DATASET EXCERPTS -
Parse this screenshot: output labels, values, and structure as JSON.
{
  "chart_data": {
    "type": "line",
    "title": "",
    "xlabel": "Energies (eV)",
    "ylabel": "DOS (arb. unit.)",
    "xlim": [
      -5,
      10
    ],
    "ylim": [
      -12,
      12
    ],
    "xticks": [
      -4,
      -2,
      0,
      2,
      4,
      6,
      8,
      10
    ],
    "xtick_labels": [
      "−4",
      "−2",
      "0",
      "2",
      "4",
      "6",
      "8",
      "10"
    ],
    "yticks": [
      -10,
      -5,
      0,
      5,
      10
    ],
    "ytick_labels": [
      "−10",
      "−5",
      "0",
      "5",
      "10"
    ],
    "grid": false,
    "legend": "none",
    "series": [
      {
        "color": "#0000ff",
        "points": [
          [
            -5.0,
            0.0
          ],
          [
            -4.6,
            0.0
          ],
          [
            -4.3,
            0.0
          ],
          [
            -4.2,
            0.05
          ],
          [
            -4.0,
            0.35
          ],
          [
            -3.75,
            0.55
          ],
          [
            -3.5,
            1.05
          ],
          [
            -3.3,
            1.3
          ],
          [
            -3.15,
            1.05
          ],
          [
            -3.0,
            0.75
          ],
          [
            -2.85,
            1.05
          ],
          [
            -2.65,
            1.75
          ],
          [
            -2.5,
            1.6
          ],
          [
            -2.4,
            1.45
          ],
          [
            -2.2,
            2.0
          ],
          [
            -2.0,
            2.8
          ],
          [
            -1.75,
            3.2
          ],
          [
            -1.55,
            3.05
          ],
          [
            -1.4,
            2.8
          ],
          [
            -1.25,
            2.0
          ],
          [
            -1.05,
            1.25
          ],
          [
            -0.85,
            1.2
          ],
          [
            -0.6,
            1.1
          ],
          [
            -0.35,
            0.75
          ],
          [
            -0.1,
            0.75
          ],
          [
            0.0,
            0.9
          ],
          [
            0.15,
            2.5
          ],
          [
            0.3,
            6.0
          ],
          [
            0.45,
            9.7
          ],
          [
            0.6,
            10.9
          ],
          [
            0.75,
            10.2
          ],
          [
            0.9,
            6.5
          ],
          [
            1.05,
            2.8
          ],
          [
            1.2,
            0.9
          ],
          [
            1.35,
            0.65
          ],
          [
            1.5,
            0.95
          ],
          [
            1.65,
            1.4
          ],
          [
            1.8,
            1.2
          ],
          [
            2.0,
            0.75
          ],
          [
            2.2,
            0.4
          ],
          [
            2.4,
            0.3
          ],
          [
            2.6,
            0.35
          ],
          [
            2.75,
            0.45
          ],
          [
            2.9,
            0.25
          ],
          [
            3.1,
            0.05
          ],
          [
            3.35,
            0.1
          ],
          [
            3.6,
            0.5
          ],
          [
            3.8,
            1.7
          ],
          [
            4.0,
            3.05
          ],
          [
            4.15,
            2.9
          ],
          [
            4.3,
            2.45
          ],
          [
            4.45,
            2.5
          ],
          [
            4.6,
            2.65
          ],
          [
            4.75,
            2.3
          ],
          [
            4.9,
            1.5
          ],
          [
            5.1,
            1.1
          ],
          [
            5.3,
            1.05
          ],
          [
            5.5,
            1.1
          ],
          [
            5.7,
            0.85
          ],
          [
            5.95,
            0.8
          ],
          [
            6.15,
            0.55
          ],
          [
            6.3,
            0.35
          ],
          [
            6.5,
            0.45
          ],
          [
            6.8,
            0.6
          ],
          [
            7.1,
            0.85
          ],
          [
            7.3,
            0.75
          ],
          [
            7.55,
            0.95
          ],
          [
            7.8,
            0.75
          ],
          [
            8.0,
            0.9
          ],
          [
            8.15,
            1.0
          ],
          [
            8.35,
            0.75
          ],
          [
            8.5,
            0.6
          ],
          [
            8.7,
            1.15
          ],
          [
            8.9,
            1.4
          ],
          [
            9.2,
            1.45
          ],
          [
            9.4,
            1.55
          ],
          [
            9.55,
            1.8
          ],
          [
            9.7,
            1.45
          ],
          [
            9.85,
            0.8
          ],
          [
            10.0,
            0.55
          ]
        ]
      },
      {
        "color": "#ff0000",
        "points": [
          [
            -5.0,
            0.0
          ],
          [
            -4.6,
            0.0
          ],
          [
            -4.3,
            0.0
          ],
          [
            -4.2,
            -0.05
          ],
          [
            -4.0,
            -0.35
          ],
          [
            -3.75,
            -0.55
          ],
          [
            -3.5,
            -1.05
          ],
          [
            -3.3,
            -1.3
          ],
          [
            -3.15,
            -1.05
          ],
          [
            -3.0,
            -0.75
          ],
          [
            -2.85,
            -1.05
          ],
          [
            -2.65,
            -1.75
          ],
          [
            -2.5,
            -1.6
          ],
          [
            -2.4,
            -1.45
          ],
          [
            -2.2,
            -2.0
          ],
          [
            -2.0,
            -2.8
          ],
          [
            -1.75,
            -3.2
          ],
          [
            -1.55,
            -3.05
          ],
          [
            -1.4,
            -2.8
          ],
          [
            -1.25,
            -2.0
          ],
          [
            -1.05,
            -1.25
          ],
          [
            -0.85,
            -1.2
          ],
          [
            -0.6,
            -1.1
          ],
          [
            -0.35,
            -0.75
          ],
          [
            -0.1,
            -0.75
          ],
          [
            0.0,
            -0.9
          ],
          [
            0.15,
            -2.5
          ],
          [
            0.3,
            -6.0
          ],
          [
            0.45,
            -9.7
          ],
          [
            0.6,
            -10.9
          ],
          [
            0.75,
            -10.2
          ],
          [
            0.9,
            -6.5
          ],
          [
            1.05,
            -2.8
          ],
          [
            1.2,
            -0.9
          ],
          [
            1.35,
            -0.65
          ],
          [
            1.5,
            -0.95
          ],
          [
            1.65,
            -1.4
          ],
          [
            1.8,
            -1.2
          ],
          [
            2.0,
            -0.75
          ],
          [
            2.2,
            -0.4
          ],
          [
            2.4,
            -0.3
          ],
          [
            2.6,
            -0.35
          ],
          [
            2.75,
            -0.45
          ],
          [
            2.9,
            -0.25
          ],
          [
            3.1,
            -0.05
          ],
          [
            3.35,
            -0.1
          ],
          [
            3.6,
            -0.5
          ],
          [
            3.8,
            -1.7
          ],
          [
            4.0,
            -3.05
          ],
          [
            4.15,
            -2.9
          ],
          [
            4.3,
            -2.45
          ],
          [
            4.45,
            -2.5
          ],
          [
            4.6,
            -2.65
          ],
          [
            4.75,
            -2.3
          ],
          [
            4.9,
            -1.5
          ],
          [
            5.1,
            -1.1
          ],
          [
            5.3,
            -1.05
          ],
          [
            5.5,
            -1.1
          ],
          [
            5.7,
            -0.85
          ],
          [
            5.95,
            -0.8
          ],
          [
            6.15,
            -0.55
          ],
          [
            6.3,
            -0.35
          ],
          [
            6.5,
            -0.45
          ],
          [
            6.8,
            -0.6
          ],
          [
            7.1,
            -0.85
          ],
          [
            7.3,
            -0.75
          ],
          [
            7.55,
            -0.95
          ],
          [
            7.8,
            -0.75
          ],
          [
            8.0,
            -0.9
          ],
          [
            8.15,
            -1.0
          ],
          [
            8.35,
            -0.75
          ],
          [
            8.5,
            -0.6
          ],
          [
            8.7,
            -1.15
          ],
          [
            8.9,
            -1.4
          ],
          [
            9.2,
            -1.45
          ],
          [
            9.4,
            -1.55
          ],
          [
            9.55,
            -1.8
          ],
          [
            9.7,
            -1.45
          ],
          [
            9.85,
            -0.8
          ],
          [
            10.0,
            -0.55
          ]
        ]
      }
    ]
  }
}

INSTRUCTIONS FOR THE TASK - Quote each line of the listing above exactly.

TASK RESPONSE -
Parse this screenshot: output labels, values, and structure as JSON.
{
  "chart_data": {
    "type": "line",
    "title": "",
    "xlabel": "Energies (eV)",
    "ylabel": "DOS (arb. unit.)",
    "xlim": [
      -5,
      10
    ],
    "ylim": [
      -12,
      12
    ],
    "xticks": [
      -4,
      -2,
      0,
      2,
      4,
      6,
      8,
      10
    ],
    "xtick_labels": [
      "−4",
      "−2",
      "0",
      "2",
      "4",
      "6",
      "8",
      "10"
    ],
    "yticks": [
      -10,
      -5,
      0,
      5,
      10
    ],
    "ytick_labels": [
      "−10",
      "−5",
      "0",
      "5",
      "10"
    ],
    "grid": false,
    "legend": "none",
    "series": [
      {
        "color": "#0000ff",
        "points": [
          [
            -5.0,
            0.0
          ],
          [
            -4.6,
            0.0
          ],
          [
            -4.3,
            0.0
          ],
          [
            -4.2,
            0.05
          ],
          [
            -4.0,
            0.35
          ],
          [
            -3.75,
            0.55
          ],
          [
            -3.5,
            1.05
          ],
          [
            -3.3,
            1.3
          ],
          [
            -3.15,
            1.05
          ],
          [
            -3.0,
            0.75
          ],
          [
            -2.85,
            1.05
          ],
          [
            -2.65,
            1.75
          ],
          [
            -2.5,
            1.6
          ],
          [
            -2.4,
            1.45
          ],
          [
            -2.2,
            2.0
          ],
          [
            -2.0,
            2.8
          ],
          [
            -1.75,
            3.2
          ],
          [
            -1.55,
            3.05
          ],
          [
            -1.4,
            2.8
          ],
          [
            -1.25,
            2.0
          ],
          [
            -1.05,
            1.25
          ],
          [
            -0.85,
            1.2
          ],
          [
            -0.6,
            1.1
          ],
          [
            -0.35,
            0.75
          ],
          [
            -0.1,
            0.75
          ],
          [
            0.0,
            0.9
          ],
          [
            0.15,
            2.5
          ],
          [
            0.3,
            6.0
          ],
          [
            0.45,
            9.7
          ],
          [
            0.6,
            10.9
          ],
          [
            0.75,
            10.2
          ],
          [
            0.9,
            6.5
          ],
          [
            1.05,
            2.8
          ],
          [
            1.2,
            0.9
          ],
          [
            1.35,
            0.65
          ],
          [
            1.5,
            0.95
          ],
          [
            1.65,
            1.4
          ],
          [
            1.8,
            1.2
          ],
          [
            2.0,
            0.75
          ],
          [
            2.2,
            0.4
          ],
          [
            2.4,
            0.3
          ],
          [
            2.6,
            0.35
          ],
          [
            2.75,
            0.45
          ],
          [
            2.9,
            0.25
          ],
          [
            3.1,
            0.05
          ],
          [
            3.35,
            0.1
          ],
          [
            3.6,
            0.5
          ],
          [
            3.8,
            1.7
          ],
          [
            4.0,
            3.05
          ],
          [
            4.15,
            2.9
          ],
          [
            4.3,
            2.45
          ],
          [
            4.45,
            2.5
          ],
          [
            4.6,
            2.65
          ],
          [
            4.75,
            2.3
          ],
          [
            4.9,
            1.5
          ],
          [
            5.1,
            1.1
          ],
          [
            5.3,
            1.05
          ],
          [
            5.5,
            1.1
          ],
          [
            5.7,
            0.85
          ],
          [
            5.95,
            0.8
          ],
          [
            6.15,
            0.55
          ],
          [
            6.3,
            0.35
          ],
          [
            6.5,
            0.45
          ],
          [
            6.8,
            0.6
          ],
          [
            7.1,
            0.85
          ],
          [
            7.3,
            0.75
          ],
          [
            7.55,
            0.95
          ],
          [
            7.8,
            0.75
          ],
          [
            8.0,
            0.9
          ],
          [
            8.15,
            1.0
          ],
          [
            8.35,
            0.75
          ],
          [
            8.5,
            0.6
          ],
          [
            8.7,
            1.15
          ],
          [
            8.9,
            1.4
          ],
          [
            9.2,
            1.45
          ],
          [
            9.4,
            1.55
          ],
          [
            9.55,
            1.8
          ],
          [
            9.7,
            1.45
          ],
          [
            9.85,
            0.8
          ],
          [
            10.0,
            0.55
          ]
        ]
      },
      {
        "color": "#ff0000",
        "points": [
          [
            -5.0,
            0.0
          ],
          [
            -4.6,
            0.0
          ],
          [
            -4.3,
            0.0
          ],
          [
            -4.2,
            -0.05
          ],
          [
            -4.0,
            -0.35
          ],
          [
            -3.75,
            -0.55
          ],
          [
            -3.5,
            -1.05
          ],
          [
            -3.3,
            -1.3
          ],
          [
            -3.15,
            -1.05
          ],
          [
            -3.0,
            -0.75
          ],
          [
            -2.85,
            -1.05
          ],
          [
            -2.65,
            -1.75
          ],
          [
            -2.5,
            -1.6
          ],
          [
            -2.4,
            -1.45
          ],
          [
            -2.2,
            -2.0
          ],
          [
            -2.0,
            -2.8
          ],
          [
            -1.75,
            -3.2
          ],
          [
            -1.55,
            -3.05
          ],
          [
            -1.4,
            -2.8
          ],
          [
            -1.25,
            -2.0
          ],
          [
            -1.05,
            -1.25
          ],
          [
            -0.85,
            -1.2
          ],
          [
            -0.6,
            -1.1
          ],
          [
            -0.35,
            -0.75
          ],
          [
            -0.1,
            -0.75
          ],
          [
            0.0,
            -0.9
          ],
          [
            0.15,
            -2.5
          ],
          [
            0.3,
            -6.0
          ],
          [
            0.45,
            -9.7
          ],
          [
            0.6,
            -10.9
          ],
          [
            0.75,
            -10.2
          ],
          [
            0.9,
            -6.5
          ],
          [
            1.05,
            -2.8
          ],
          [
            1.2,
            -0.9
          ],
          [
            1.35,
            -0.65
          ],
          [
            1.5,
            -0.95
          ],
          [
            1.65,
            -1.4
          ],
          [
            1.8,
            -1.2
          ],
          [
            2.0,
            -0.75
          ],
          [
            2.2,
            -0.4
          ],
          [
            2.4,
            -0.3
          ],
          [
            2.6,
            -0.35
          ],
          [
            2.75,
            -0.45
          ],
          [
            2.9,
            -0.25
          ],
          [
            3.1,
            -0.05
          ],
          [
            3.35,
            -0.1
          ],
          [
            3.6,
            -0.5
          ],
          [
            3.8,
            -1.7
          ],
          [
            4.0,
            -3.05
          ],
          [
            4.15,
            -2.9
          ],
          [
            4.3,
            -2.45
          ],
          [
            4.45,
            -2.5
          ],
          [
            4.6,
            -2.65
          ],
          [
            4.75,
            -2.3
          ],
          [
            4.9,
            -1.5
          ],
          [
            5.1,
            -1.1
          ],
          [
            5.3,
            -1.05
          ],
          [
            5.5,
            -1.1
          ],
          [
            5.7,
            -0.85
          ],
          [
            5.95,
            -0.8
          ],
          [
            6.15,
            -0.55
          ],
          [
            6.3,
            -0.35
          ],
          [
            6.5,
            -0.45
          ],
          [
            6.8,
            -0.6
          ],
          [
            7.1,
            -0.85
          ],
          [
            7.3,
            -0.75
          ],
          [
            7.55,
            -0.95
          ],
          [
            7.8,
            -0.75
          ],
          [
            8.0,
            -0.9
          ],
          [
            8.15,
            -1.0
          ],
          [
            8.35,
            -0.75
          ],
          [
            8.5,
            -0.6
          ],
          [
            8.7,
            -1.15
          ],
          [
            8.9,
            -1.4
          ],
          [
            9.2,
            -1.45
          ],
          [
            9.4,
            -1.55
          ],
          [
            9.55,
            -1.8
          ],
          [
            9.7,
            -1.45
          ],
          [
            9.85,
            -0.8
          ],
          [
            10.0,
            -0.55
          ]
        ]
      }
    ]
  }
}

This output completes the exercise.